> What is expected
Search the material below for the word "собственности" and copy every line in which it occurs.

> Data provided

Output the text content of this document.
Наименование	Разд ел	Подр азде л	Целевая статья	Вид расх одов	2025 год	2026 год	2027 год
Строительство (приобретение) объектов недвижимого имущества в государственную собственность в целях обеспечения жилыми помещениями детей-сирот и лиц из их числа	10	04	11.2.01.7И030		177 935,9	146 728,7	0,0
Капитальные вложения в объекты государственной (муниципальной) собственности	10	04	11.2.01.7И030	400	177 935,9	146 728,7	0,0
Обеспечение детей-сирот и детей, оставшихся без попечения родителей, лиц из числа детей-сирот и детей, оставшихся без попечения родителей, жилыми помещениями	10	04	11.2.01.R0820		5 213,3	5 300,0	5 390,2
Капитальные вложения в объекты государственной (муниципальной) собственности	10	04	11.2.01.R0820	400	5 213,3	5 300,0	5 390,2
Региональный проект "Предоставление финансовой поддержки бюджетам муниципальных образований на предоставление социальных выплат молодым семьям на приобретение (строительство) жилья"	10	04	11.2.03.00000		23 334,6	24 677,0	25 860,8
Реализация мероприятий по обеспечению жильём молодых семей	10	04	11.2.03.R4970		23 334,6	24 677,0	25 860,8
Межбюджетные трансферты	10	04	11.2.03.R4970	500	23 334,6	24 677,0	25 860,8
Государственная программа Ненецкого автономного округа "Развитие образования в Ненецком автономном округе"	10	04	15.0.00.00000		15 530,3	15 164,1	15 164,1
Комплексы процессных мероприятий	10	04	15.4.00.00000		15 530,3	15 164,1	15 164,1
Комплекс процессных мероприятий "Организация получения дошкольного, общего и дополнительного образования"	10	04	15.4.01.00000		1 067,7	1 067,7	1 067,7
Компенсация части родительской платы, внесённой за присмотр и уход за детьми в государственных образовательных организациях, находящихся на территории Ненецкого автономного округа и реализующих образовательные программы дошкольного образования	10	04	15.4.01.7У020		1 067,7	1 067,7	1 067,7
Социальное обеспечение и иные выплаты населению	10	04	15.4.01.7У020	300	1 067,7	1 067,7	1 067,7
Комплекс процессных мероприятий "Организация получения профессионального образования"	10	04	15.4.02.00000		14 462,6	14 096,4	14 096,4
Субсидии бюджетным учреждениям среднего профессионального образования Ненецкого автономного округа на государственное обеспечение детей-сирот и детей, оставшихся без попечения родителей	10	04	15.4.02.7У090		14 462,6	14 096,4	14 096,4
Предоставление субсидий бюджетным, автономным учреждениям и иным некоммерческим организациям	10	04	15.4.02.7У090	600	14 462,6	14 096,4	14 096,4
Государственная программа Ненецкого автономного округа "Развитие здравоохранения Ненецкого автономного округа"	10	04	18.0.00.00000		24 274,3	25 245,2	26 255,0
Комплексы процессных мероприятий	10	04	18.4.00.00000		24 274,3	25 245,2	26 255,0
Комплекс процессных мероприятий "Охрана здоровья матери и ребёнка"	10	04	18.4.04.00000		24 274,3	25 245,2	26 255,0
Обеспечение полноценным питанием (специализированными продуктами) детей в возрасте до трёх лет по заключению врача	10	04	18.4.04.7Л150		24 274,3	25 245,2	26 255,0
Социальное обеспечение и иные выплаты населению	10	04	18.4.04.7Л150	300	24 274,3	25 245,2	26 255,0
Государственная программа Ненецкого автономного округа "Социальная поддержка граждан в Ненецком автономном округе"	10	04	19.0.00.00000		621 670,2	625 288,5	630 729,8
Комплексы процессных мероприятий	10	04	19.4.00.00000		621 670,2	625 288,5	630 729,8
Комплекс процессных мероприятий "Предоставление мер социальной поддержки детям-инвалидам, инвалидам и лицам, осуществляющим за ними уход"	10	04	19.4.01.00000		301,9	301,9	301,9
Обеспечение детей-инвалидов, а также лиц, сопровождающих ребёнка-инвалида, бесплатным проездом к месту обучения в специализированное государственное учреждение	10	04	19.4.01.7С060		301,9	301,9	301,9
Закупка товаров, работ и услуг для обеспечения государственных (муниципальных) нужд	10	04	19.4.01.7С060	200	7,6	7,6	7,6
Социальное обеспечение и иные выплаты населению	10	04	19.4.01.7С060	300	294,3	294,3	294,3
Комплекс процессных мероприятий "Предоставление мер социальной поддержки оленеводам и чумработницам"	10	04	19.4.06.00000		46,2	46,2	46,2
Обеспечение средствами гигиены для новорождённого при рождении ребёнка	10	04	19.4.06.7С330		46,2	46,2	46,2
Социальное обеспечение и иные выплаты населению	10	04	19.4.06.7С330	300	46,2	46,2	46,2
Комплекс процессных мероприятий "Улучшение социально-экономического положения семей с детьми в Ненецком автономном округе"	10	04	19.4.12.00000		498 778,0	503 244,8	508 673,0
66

> Completed task
Капитальные вложения в объекты государственной (муниципальной) собственности	10	04	11.2.01.7И030	400	177 935,9	146 728,7	0,0
Капитальные вложения в объекты государственной (муниципальной) собственности	10	04	11.2.01.R0820	400	5 213,3	5 300,0	5 390,2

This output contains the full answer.